▸ Written instruction
Identify the lines that contain the string "European", then copy each of them.

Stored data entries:
((
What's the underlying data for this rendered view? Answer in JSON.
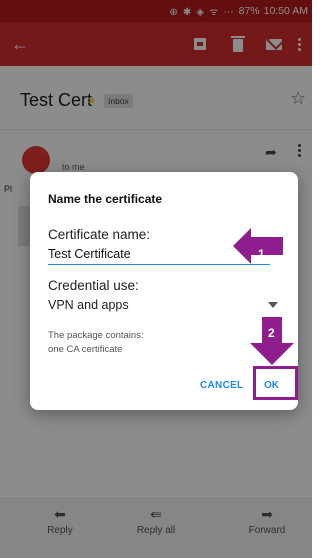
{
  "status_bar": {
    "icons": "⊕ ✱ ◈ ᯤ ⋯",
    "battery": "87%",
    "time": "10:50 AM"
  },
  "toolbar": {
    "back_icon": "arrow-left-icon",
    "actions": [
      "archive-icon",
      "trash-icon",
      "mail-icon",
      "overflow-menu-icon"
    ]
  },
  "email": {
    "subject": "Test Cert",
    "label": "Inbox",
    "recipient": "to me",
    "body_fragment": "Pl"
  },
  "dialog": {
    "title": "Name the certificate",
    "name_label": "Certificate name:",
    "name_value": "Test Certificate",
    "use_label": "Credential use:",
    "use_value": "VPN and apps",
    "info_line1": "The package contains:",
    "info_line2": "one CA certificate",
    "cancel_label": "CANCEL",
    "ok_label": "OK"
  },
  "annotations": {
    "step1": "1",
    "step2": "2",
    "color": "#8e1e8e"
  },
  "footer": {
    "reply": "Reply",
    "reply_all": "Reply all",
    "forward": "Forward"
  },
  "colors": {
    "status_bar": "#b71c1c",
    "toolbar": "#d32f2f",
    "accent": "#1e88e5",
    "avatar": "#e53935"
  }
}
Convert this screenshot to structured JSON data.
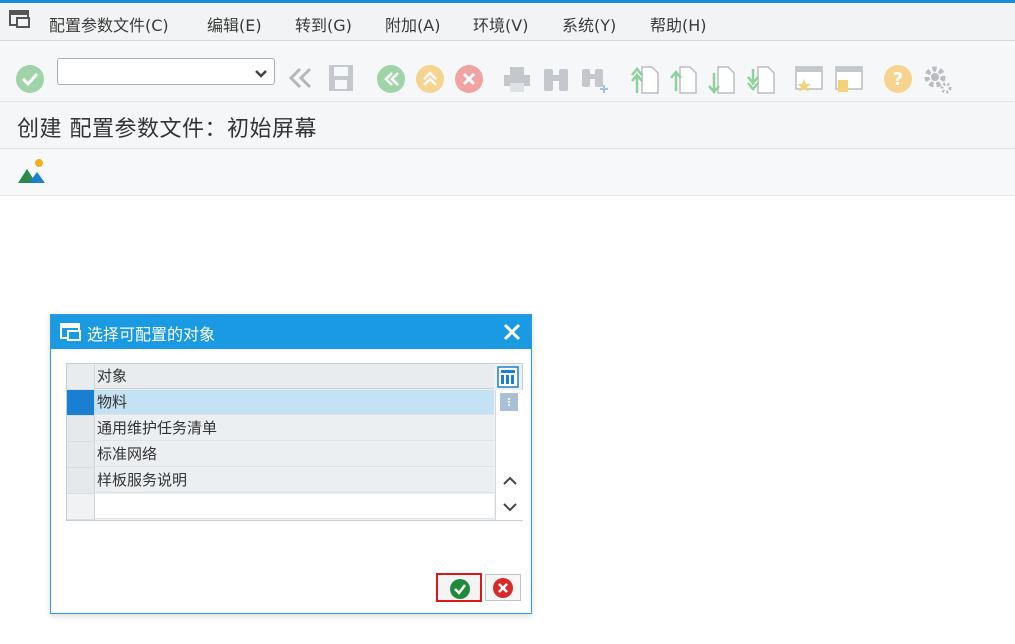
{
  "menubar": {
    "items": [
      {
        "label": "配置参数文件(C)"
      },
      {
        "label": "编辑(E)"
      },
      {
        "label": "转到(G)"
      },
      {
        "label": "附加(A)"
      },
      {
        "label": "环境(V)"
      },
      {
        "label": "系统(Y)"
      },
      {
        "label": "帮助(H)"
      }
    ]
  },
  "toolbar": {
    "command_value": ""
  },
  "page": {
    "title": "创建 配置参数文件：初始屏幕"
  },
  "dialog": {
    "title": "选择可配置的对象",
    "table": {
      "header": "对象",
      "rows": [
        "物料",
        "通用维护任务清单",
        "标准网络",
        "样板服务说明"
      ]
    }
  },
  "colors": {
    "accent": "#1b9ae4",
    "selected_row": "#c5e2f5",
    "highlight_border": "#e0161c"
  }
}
))
((
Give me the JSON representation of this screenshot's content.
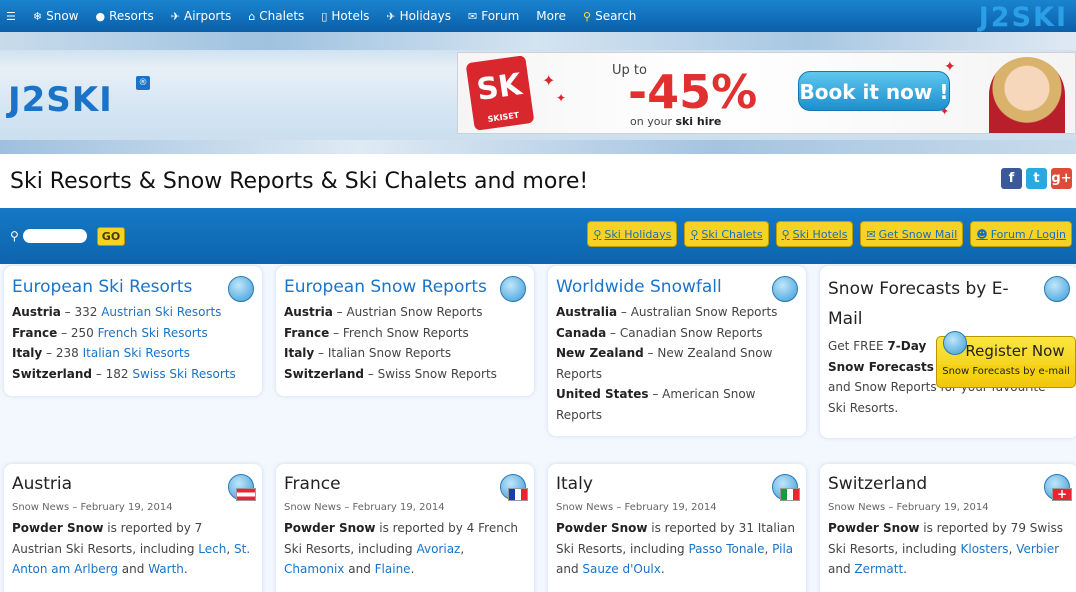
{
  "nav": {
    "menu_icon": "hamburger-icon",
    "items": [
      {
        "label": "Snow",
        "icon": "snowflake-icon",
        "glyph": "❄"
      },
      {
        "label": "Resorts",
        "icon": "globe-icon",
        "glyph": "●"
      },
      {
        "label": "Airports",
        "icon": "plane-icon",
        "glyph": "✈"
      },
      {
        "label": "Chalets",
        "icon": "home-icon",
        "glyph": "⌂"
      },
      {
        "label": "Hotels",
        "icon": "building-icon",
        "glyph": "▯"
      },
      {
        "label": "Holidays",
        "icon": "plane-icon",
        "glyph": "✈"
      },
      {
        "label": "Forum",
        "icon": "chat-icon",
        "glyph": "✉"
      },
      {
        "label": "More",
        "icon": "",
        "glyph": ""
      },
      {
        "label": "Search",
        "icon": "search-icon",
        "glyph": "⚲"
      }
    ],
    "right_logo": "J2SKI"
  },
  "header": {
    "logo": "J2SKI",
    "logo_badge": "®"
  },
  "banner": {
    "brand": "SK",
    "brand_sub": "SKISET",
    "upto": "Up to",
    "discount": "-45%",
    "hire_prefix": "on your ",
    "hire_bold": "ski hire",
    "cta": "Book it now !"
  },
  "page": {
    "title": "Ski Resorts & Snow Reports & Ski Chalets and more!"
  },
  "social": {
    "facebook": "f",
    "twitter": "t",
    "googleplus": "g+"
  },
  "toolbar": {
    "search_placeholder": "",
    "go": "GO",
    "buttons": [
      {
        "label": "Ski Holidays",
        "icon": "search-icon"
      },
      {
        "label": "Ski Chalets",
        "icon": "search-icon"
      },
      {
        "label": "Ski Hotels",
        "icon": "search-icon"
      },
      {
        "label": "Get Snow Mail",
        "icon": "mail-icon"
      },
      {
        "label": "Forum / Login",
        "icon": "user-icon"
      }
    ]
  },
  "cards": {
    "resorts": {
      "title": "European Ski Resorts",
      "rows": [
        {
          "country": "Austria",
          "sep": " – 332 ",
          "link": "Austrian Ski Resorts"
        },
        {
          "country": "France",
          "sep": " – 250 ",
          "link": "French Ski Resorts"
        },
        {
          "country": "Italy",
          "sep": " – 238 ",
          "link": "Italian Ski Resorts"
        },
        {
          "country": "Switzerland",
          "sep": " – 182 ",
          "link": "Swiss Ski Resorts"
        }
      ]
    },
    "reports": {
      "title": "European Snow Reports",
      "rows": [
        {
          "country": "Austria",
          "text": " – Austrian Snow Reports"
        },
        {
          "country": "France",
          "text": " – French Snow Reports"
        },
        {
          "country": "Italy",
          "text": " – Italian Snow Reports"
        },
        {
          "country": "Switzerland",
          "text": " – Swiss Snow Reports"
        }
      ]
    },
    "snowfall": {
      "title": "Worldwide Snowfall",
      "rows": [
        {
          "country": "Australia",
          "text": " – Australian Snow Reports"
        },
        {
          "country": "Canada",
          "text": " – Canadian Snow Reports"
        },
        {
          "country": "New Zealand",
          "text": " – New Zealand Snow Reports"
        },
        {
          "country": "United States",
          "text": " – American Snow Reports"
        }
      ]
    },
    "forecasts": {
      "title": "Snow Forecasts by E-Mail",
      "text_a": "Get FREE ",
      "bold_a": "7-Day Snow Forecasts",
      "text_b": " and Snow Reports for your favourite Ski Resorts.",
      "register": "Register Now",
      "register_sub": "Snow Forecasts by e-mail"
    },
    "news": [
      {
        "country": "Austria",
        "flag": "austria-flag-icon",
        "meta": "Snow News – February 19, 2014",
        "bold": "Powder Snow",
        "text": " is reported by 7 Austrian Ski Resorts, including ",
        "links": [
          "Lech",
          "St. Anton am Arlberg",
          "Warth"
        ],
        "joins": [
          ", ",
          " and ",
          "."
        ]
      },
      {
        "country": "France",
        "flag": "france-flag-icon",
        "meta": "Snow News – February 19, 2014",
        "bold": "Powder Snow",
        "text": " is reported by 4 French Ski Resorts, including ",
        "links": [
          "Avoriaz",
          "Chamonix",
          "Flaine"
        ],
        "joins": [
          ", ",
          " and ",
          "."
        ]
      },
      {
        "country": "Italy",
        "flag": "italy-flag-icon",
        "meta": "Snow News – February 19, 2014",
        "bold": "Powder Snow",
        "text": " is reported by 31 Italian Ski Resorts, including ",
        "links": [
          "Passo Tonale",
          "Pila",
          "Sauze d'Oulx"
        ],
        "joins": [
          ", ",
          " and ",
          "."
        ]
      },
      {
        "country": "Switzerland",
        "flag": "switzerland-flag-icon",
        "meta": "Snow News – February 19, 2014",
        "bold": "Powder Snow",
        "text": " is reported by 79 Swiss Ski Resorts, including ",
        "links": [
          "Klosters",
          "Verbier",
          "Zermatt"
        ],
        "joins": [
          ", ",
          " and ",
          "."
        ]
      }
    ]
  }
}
))
▸ Written answer
      "title": "European Ski Resorts",
      "title": "European Snow Reports",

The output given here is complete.